Material »
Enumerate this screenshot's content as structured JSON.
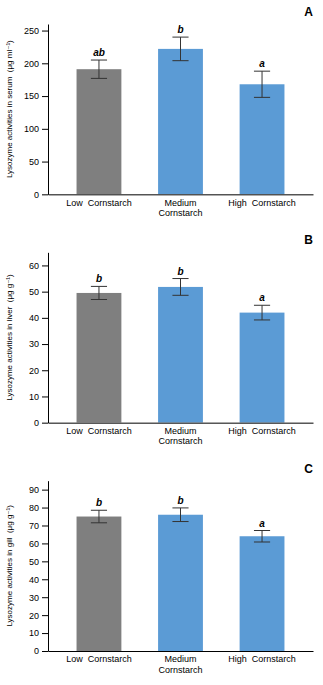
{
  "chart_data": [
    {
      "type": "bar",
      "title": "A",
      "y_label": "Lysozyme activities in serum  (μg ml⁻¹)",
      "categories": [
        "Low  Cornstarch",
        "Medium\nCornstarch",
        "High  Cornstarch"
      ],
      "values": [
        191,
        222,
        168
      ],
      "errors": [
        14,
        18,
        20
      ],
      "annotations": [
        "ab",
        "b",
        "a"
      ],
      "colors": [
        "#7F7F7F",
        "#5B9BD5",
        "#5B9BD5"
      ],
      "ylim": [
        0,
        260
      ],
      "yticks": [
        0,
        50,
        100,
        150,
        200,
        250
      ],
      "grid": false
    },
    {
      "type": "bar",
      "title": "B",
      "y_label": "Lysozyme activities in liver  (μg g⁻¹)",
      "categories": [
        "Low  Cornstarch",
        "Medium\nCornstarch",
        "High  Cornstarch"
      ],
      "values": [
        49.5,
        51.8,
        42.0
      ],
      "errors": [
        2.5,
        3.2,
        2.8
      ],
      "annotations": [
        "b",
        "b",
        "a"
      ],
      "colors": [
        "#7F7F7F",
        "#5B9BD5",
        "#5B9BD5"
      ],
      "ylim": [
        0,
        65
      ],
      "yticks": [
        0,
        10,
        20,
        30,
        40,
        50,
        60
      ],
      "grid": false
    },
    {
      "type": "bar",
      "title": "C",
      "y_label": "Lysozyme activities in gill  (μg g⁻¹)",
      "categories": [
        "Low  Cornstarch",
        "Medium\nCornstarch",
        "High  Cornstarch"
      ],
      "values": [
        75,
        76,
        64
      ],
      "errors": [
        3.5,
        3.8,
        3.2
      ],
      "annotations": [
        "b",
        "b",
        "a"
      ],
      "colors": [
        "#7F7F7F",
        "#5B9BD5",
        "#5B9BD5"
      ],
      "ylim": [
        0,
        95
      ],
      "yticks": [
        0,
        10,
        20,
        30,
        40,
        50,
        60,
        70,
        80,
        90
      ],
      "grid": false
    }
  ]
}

Work to complete » Extract the full listing exactly, with the pictures left out.

Written answer »
Enumerate this screenshot's content as structured JSON.
{
  "chart_data": [
    {
      "type": "bar",
      "title": "A",
      "y_label": "Lysozyme activities in serum  (μg ml⁻¹)",
      "categories": [
        "Low  Cornstarch",
        "Medium\nCornstarch",
        "High  Cornstarch"
      ],
      "values": [
        191,
        222,
        168
      ],
      "errors": [
        14,
        18,
        20
      ],
      "annotations": [
        "ab",
        "b",
        "a"
      ],
      "colors": [
        "#7F7F7F",
        "#5B9BD5",
        "#5B9BD5"
      ],
      "ylim": [
        0,
        260
      ],
      "yticks": [
        0,
        50,
        100,
        150,
        200,
        250
      ],
      "grid": false
    },
    {
      "type": "bar",
      "title": "B",
      "y_label": "Lysozyme activities in liver  (μg g⁻¹)",
      "categories": [
        "Low  Cornstarch",
        "Medium\nCornstarch",
        "High  Cornstarch"
      ],
      "values": [
        49.5,
        51.8,
        42.0
      ],
      "errors": [
        2.5,
        3.2,
        2.8
      ],
      "annotations": [
        "b",
        "b",
        "a"
      ],
      "colors": [
        "#7F7F7F",
        "#5B9BD5",
        "#5B9BD5"
      ],
      "ylim": [
        0,
        65
      ],
      "yticks": [
        0,
        10,
        20,
        30,
        40,
        50,
        60
      ],
      "grid": false
    },
    {
      "type": "bar",
      "title": "C",
      "y_label": "Lysozyme activities in gill  (μg g⁻¹)",
      "categories": [
        "Low  Cornstarch",
        "Medium\nCornstarch",
        "High  Cornstarch"
      ],
      "values": [
        75,
        76,
        64
      ],
      "errors": [
        3.5,
        3.8,
        3.2
      ],
      "annotations": [
        "b",
        "b",
        "a"
      ],
      "colors": [
        "#7F7F7F",
        "#5B9BD5",
        "#5B9BD5"
      ],
      "ylim": [
        0,
        95
      ],
      "yticks": [
        0,
        10,
        20,
        30,
        40,
        50,
        60,
        70,
        80,
        90
      ],
      "grid": false
    }
  ]
}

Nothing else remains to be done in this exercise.